TASK DIRECTIONS:
Leave out the pictures and copy each record below exactly.
□ □ □
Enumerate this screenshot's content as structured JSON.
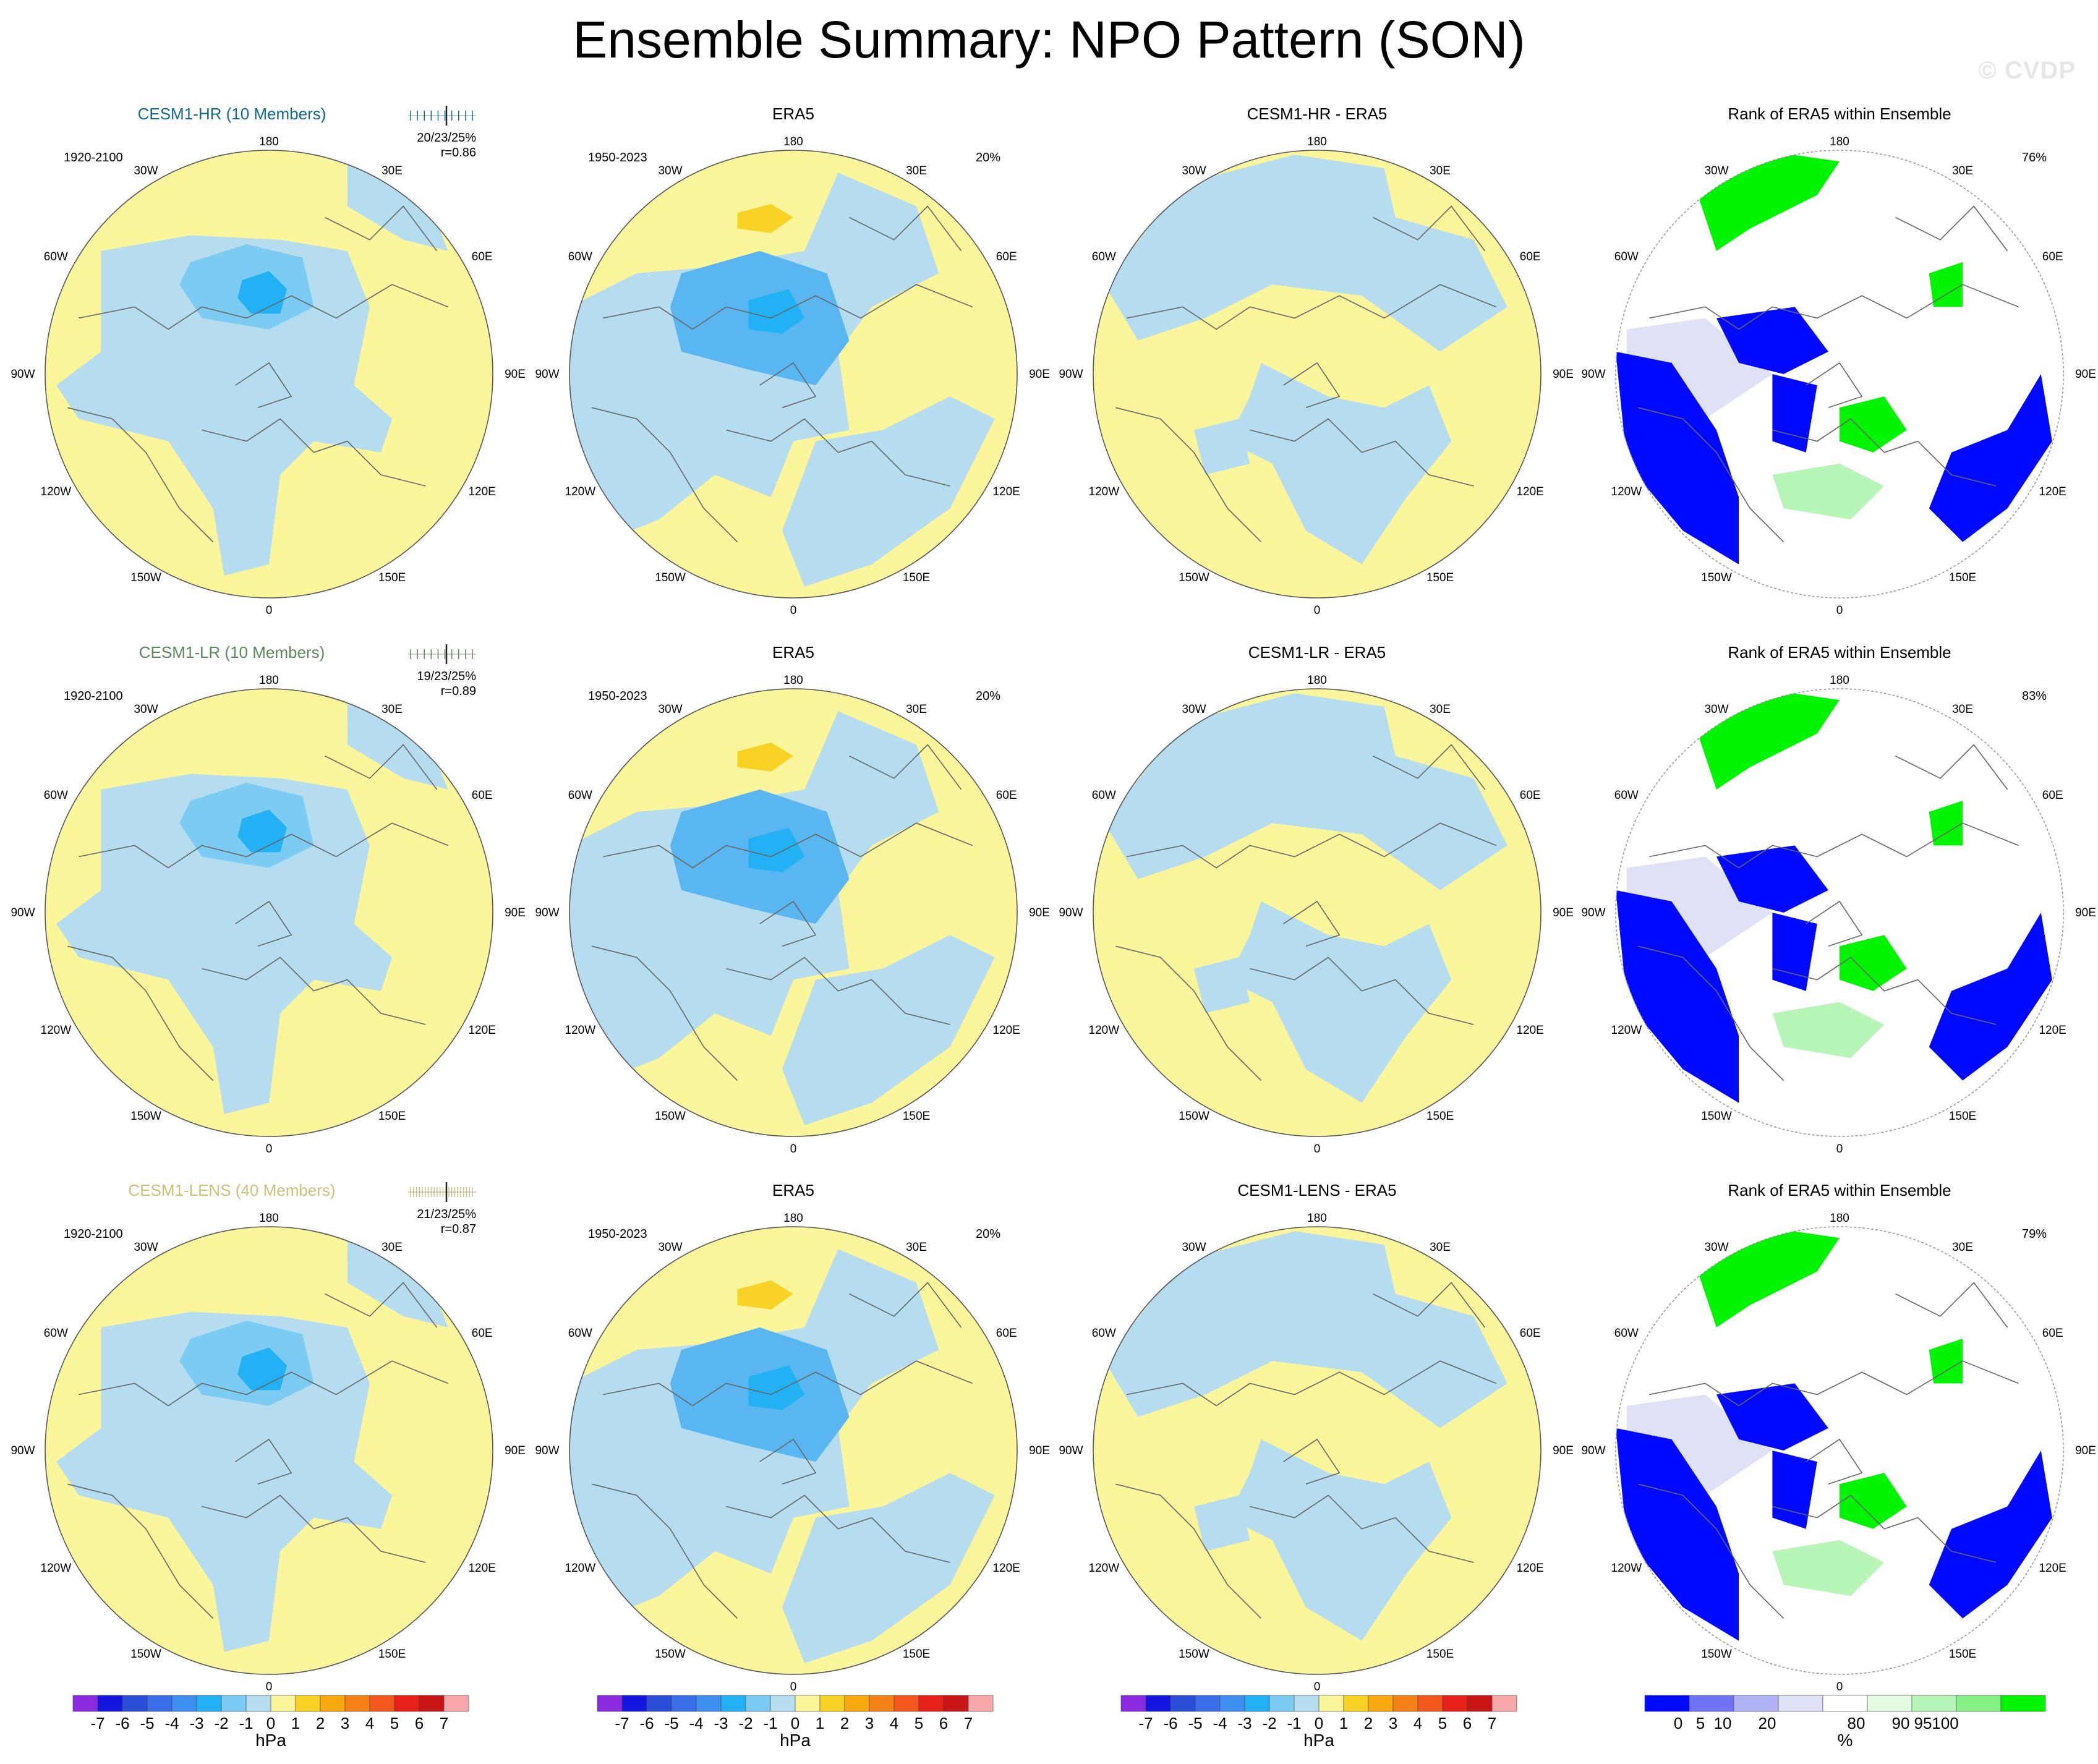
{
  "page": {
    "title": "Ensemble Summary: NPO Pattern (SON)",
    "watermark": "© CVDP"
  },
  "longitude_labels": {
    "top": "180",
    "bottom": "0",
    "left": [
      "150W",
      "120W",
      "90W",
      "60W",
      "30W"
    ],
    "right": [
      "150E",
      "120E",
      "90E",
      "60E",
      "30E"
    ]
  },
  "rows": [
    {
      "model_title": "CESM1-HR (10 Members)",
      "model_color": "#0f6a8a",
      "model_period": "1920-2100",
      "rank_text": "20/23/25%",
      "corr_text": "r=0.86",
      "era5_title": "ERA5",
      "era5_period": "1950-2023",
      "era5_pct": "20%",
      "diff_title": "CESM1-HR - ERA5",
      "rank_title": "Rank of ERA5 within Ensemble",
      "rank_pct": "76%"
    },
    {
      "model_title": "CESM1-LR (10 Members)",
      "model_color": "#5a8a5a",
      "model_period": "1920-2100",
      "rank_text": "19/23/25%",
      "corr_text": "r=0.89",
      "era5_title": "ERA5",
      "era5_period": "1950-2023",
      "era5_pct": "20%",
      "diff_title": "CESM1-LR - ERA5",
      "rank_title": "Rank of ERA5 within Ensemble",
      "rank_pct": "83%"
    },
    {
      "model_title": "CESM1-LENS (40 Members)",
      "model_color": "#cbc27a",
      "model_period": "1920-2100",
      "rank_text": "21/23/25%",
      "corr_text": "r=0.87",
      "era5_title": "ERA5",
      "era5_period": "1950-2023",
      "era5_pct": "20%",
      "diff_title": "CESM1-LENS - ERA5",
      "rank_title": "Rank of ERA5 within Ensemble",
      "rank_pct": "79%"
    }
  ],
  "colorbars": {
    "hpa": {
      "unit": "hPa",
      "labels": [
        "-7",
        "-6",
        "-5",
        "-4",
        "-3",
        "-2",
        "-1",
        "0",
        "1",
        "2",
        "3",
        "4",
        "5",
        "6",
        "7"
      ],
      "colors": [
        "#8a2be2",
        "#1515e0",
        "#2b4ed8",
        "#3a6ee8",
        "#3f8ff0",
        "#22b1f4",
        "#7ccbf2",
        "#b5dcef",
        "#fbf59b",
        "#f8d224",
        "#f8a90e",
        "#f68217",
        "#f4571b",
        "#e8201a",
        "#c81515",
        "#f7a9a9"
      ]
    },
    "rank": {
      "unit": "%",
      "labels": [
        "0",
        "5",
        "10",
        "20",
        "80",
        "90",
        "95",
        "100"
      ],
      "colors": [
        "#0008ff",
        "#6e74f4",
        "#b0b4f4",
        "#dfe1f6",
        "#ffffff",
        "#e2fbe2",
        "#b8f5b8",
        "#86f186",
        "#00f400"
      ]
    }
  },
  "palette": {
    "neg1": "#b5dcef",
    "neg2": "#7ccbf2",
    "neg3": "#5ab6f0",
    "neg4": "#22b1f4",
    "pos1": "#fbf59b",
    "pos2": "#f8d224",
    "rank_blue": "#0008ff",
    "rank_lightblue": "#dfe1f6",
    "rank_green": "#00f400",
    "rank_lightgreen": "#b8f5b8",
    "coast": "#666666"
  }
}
□ □ □
REPLY:
Enumerate this screenshot's content as structured JSON.
{
  "page": {
    "title": "Ensemble Summary: NPO Pattern (SON)",
    "watermark": "© CVDP"
  },
  "longitude_labels": {
    "top": "180",
    "bottom": "0",
    "left": [
      "150W",
      "120W",
      "90W",
      "60W",
      "30W"
    ],
    "right": [
      "150E",
      "120E",
      "90E",
      "60E",
      "30E"
    ]
  },
  "rows": [
    {
      "model_title": "CESM1-HR (10 Members)",
      "model_color": "#0f6a8a",
      "model_period": "1920-2100",
      "rank_text": "20/23/25%",
      "corr_text": "r=0.86",
      "era5_title": "ERA5",
      "era5_period": "1950-2023",
      "era5_pct": "20%",
      "diff_title": "CESM1-HR - ERA5",
      "rank_title": "Rank of ERA5 within Ensemble",
      "rank_pct": "76%"
    },
    {
      "model_title": "CESM1-LR (10 Members)",
      "model_color": "#5a8a5a",
      "model_period": "1920-2100",
      "rank_text": "19/23/25%",
      "corr_text": "r=0.89",
      "era5_title": "ERA5",
      "era5_period": "1950-2023",
      "era5_pct": "20%",
      "diff_title": "CESM1-LR - ERA5",
      "rank_title": "Rank of ERA5 within Ensemble",
      "rank_pct": "83%"
    },
    {
      "model_title": "CESM1-LENS (40 Members)",
      "model_color": "#cbc27a",
      "model_period": "1920-2100",
      "rank_text": "21/23/25%",
      "corr_text": "r=0.87",
      "era5_title": "ERA5",
      "era5_period": "1950-2023",
      "era5_pct": "20%",
      "diff_title": "CESM1-LENS - ERA5",
      "rank_title": "Rank of ERA5 within Ensemble",
      "rank_pct": "79%"
    }
  ],
  "colorbars": {
    "hpa": {
      "unit": "hPa",
      "labels": [
        "-7",
        "-6",
        "-5",
        "-4",
        "-3",
        "-2",
        "-1",
        "0",
        "1",
        "2",
        "3",
        "4",
        "5",
        "6",
        "7"
      ],
      "colors": [
        "#8a2be2",
        "#1515e0",
        "#2b4ed8",
        "#3a6ee8",
        "#3f8ff0",
        "#22b1f4",
        "#7ccbf2",
        "#b5dcef",
        "#fbf59b",
        "#f8d224",
        "#f8a90e",
        "#f68217",
        "#f4571b",
        "#e8201a",
        "#c81515",
        "#f7a9a9"
      ]
    },
    "rank": {
      "unit": "%",
      "labels": [
        "0",
        "5",
        "10",
        "20",
        "80",
        "90",
        "95",
        "100"
      ],
      "colors": [
        "#0008ff",
        "#6e74f4",
        "#b0b4f4",
        "#dfe1f6",
        "#ffffff",
        "#e2fbe2",
        "#b8f5b8",
        "#86f186",
        "#00f400"
      ]
    }
  },
  "palette": {
    "neg1": "#b5dcef",
    "neg2": "#7ccbf2",
    "neg3": "#5ab6f0",
    "neg4": "#22b1f4",
    "pos1": "#fbf59b",
    "pos2": "#f8d224",
    "rank_blue": "#0008ff",
    "rank_lightblue": "#dfe1f6",
    "rank_green": "#00f400",
    "rank_lightgreen": "#b8f5b8",
    "coast": "#666666"
  }
}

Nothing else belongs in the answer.